Records provided ::

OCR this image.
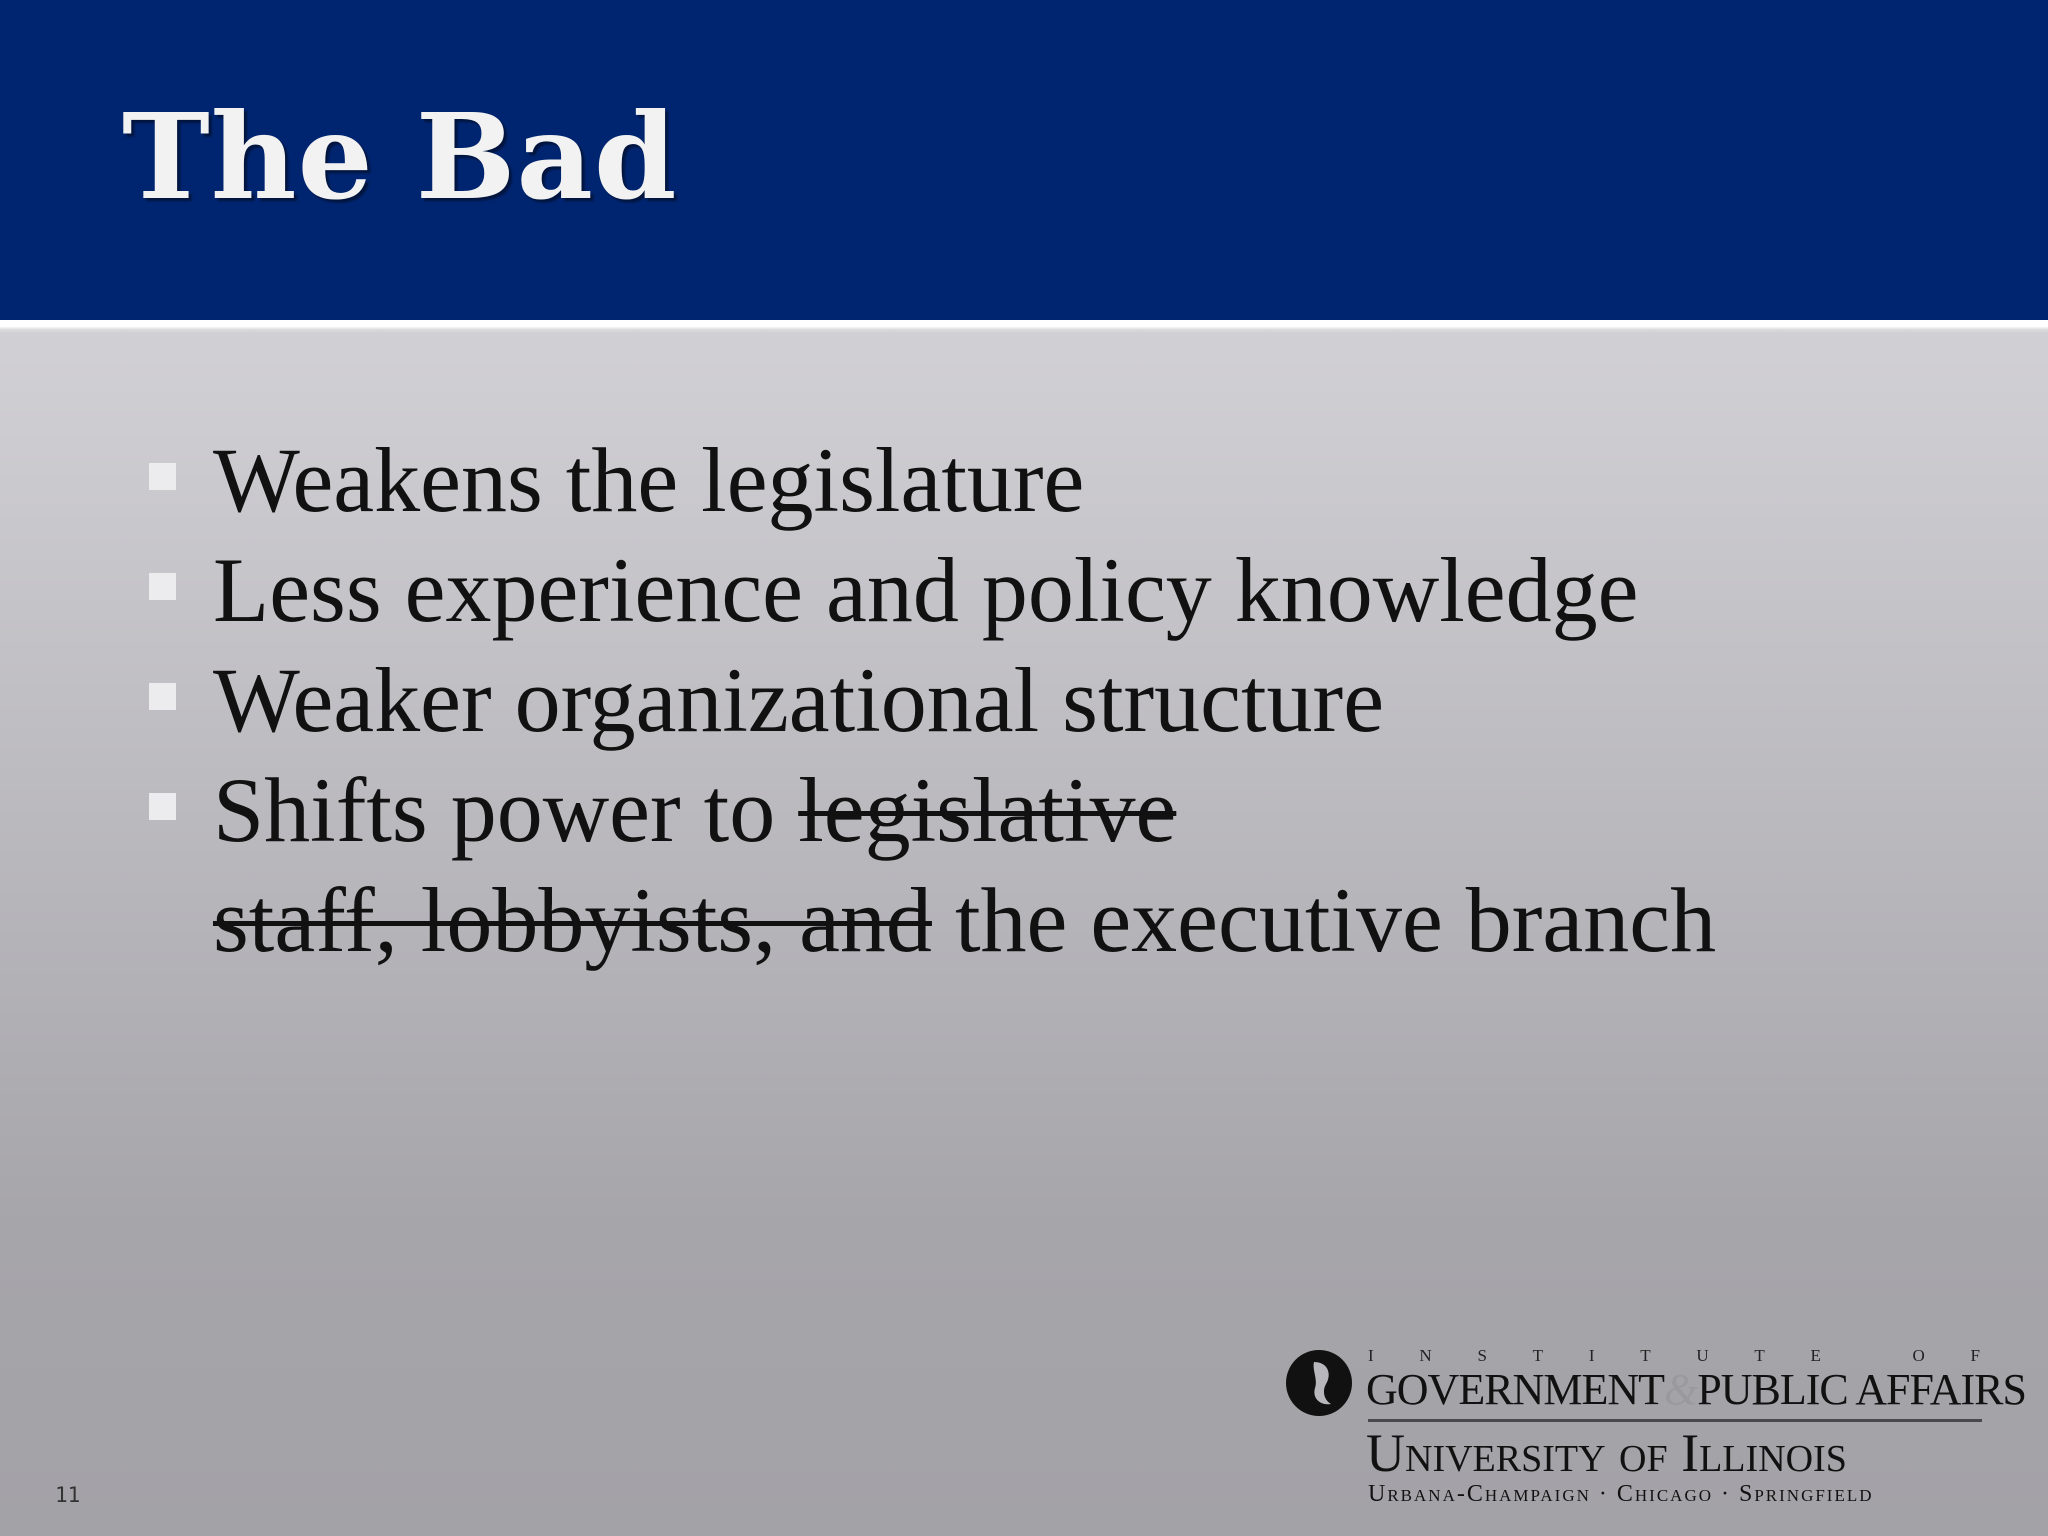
The Bad
Weakens the legislature
Less experience and policy knowledge
Weaker organizational structure
Shifts power to legislative
staff, lobbyists, and the executive branch
11
I	N	S	T	I	T	U	T	E	O	F
GOVERNMENT&PUBLIC AFFAIRS
University of Illinois
Urbana-Champaign · Chicago · Springfield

Given instruction ::
All the lines above are to be given again exactly as they read, with the pictures removed.

Solution for this problem ::
OCR this image.
The Bad
Weakens the legislature
Less experience and policy knowledge
Weaker organizational structure
Shifts power to legislative
staff, lobbyists, and the executive branch
11
I	N	S	T	I	T	U	T	E	O	F
GOVERNMENT&PUBLIC AFFAIRS
University of Illinois
Urbana-Champaign · Chicago · Springfield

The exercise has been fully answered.